• [Exercise prompt]:
Among the records below, find each line that includes the string "overlapped" and copy it.
— start Records provided —
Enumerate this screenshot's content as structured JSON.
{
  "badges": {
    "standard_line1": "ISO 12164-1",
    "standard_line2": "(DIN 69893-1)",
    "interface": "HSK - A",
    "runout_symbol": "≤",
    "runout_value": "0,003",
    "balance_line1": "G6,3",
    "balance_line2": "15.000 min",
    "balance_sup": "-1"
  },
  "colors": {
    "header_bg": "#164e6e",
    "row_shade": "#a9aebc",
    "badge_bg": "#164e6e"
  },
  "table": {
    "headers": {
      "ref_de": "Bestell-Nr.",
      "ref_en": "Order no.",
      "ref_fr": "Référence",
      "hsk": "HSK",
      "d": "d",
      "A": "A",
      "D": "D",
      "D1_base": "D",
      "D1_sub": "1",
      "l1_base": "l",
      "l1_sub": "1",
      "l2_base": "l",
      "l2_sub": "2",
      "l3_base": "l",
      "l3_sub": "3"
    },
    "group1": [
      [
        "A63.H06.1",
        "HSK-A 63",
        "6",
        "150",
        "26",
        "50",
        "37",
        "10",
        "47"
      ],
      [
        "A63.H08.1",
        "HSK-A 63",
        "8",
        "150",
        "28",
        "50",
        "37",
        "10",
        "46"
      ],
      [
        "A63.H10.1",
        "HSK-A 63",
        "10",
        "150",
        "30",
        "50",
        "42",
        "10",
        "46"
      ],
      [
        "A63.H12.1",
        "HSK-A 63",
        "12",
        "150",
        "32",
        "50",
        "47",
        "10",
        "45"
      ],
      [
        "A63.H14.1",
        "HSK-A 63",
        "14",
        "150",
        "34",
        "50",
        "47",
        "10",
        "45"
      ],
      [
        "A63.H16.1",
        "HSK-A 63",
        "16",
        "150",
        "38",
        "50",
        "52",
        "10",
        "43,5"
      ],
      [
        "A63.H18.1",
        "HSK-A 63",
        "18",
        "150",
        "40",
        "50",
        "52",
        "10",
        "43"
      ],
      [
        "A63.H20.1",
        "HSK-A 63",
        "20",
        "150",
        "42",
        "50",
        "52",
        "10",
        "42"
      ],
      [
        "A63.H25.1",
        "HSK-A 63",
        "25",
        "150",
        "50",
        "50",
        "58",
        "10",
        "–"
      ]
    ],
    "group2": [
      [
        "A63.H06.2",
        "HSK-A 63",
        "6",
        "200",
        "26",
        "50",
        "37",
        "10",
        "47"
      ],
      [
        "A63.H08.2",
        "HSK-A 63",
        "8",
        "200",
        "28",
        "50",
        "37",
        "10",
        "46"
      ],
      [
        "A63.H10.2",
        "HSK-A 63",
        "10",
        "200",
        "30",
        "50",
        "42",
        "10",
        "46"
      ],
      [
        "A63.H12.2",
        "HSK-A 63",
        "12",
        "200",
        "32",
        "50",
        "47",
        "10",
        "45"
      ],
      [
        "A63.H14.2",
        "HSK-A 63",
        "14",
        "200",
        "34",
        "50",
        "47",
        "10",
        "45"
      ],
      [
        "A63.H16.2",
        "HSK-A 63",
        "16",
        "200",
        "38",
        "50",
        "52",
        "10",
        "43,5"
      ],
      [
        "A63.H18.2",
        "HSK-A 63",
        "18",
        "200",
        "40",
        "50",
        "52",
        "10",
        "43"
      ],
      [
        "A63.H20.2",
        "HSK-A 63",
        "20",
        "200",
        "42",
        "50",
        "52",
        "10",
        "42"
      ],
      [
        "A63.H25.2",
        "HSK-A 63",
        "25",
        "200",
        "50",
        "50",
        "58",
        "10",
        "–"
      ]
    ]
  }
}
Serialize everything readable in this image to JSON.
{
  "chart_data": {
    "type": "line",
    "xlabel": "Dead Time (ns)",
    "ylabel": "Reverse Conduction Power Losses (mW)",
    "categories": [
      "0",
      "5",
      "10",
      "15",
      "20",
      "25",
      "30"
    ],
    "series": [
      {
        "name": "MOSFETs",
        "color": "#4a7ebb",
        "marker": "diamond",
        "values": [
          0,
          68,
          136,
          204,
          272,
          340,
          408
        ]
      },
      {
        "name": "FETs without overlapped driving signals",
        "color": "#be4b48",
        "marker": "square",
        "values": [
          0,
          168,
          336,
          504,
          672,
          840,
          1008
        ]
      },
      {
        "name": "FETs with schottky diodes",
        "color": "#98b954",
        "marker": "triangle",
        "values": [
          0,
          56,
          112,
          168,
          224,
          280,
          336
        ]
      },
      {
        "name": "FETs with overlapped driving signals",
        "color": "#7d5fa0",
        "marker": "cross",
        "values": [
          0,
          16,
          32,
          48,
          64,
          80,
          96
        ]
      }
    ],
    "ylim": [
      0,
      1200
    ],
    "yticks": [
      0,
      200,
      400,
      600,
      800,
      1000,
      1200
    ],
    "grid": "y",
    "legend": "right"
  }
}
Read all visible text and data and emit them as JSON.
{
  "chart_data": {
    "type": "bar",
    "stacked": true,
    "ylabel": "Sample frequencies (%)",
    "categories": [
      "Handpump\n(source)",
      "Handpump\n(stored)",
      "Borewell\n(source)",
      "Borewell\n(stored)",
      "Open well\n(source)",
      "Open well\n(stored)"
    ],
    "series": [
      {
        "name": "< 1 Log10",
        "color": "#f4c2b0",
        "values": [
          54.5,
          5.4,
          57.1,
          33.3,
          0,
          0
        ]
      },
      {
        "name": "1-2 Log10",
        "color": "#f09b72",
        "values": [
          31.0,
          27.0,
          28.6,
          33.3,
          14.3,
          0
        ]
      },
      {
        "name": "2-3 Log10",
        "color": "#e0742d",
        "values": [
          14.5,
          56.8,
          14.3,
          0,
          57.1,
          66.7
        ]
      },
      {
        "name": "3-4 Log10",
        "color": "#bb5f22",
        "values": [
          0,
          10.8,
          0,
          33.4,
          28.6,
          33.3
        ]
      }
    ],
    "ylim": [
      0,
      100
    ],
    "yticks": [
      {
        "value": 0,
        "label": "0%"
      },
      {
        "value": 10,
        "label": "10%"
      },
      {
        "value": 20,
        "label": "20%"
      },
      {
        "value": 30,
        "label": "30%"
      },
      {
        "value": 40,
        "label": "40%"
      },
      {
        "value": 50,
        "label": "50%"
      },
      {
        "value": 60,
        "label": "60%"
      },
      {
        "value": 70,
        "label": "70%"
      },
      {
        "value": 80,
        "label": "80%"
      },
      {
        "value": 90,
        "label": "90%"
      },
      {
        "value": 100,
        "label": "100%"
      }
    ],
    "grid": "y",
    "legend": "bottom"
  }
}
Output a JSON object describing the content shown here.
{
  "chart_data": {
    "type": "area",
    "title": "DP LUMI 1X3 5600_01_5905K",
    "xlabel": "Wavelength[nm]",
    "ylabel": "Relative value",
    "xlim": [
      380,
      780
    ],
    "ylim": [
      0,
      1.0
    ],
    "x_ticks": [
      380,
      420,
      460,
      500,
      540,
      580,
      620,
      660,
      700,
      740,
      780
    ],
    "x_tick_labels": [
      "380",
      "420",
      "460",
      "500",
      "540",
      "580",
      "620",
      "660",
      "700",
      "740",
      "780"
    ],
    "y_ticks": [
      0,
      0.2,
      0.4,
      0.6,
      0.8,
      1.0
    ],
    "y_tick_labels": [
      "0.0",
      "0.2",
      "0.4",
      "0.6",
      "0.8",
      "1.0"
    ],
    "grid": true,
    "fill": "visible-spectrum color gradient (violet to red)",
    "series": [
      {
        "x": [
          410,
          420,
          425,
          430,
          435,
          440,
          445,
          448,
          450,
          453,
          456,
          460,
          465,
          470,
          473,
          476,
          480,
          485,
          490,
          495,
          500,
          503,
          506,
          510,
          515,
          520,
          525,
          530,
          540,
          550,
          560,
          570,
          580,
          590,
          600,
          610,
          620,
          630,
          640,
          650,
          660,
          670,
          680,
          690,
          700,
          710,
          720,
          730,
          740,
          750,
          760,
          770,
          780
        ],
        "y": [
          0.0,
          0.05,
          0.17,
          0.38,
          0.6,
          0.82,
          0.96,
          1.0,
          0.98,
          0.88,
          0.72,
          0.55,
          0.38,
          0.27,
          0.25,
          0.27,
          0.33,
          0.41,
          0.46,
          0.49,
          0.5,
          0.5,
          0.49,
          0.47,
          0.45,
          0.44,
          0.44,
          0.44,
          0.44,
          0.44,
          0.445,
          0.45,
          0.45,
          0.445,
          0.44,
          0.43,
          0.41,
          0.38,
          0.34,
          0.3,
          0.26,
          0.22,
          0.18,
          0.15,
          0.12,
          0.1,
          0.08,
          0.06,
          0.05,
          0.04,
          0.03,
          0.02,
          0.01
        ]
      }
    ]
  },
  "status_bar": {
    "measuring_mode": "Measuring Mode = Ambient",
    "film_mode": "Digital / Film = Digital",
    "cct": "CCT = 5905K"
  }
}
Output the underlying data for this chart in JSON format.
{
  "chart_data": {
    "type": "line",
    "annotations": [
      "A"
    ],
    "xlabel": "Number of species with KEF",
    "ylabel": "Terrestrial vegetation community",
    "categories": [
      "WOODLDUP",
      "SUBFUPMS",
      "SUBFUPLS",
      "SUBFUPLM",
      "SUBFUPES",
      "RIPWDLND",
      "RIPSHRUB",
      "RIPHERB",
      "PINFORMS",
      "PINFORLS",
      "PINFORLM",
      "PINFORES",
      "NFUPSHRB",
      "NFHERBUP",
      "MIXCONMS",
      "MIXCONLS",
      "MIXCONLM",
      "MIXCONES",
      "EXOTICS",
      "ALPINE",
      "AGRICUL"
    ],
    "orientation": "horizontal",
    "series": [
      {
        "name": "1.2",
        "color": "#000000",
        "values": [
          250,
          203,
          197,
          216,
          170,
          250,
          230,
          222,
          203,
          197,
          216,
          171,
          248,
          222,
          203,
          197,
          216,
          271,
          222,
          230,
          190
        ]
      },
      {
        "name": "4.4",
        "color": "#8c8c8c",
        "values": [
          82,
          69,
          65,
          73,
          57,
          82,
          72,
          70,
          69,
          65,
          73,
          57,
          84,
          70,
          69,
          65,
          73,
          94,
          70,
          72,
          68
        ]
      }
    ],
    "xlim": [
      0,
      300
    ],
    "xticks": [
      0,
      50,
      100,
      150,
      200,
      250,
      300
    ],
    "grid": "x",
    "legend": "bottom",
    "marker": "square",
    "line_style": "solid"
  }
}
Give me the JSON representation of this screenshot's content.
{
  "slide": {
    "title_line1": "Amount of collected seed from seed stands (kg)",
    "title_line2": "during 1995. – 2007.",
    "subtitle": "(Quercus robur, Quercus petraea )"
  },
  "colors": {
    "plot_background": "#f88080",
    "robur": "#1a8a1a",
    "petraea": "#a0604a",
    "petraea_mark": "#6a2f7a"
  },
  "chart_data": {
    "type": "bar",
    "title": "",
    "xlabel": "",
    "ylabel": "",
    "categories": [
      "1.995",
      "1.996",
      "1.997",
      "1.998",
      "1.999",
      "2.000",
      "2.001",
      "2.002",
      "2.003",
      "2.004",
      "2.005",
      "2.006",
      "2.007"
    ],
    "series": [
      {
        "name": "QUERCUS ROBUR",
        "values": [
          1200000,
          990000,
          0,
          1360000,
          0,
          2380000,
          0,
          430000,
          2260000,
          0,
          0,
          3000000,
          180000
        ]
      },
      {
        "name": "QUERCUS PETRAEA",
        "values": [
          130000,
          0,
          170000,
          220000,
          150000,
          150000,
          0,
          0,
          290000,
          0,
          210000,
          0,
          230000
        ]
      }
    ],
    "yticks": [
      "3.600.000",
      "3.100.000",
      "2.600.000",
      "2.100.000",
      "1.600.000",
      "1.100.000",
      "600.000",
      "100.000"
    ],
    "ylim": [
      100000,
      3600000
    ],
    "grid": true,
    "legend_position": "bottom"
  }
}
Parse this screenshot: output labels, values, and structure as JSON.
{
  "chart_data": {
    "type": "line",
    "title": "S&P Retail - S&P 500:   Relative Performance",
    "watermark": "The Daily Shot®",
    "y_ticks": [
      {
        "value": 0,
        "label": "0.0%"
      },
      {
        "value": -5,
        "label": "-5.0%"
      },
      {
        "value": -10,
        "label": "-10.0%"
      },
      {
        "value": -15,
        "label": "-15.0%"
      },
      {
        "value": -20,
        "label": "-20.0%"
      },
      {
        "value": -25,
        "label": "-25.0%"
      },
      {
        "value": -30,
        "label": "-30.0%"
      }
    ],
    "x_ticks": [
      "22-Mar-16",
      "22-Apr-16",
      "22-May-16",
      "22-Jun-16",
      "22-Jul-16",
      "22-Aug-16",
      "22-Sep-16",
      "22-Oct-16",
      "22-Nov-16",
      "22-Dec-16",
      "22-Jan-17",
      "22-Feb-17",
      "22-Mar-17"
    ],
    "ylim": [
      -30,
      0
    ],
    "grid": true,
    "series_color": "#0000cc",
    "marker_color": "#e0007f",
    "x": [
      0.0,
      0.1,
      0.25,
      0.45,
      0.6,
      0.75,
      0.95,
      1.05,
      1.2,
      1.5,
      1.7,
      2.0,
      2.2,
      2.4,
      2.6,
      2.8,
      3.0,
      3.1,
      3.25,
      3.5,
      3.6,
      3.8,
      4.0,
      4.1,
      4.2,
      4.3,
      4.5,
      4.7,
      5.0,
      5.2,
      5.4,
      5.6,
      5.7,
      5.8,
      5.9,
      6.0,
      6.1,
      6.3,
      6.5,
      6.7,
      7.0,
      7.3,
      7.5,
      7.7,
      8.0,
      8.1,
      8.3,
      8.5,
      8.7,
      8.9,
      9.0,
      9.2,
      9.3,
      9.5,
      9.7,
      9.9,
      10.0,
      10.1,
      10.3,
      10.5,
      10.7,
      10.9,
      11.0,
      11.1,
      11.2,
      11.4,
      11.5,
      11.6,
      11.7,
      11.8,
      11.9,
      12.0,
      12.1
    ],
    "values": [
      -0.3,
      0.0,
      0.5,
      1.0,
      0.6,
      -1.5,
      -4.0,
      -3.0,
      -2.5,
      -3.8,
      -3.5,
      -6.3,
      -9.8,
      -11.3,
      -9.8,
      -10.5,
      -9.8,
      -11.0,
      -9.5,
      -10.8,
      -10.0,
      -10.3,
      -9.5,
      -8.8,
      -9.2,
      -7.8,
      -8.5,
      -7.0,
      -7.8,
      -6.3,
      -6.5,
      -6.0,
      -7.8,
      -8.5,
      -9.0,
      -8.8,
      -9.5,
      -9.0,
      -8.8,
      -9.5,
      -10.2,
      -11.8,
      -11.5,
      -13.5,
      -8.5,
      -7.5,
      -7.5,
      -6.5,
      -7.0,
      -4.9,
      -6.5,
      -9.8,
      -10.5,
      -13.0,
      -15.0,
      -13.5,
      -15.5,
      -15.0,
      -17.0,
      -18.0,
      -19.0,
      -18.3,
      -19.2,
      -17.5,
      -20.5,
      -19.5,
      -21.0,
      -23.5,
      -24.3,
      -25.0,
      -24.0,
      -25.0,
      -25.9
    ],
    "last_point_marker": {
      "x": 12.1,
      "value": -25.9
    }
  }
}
— end Records provided —
• [Finished task]:
        "name": "FETs without overlapped driving signals",
        "name": "FETs with overlapped driving signals",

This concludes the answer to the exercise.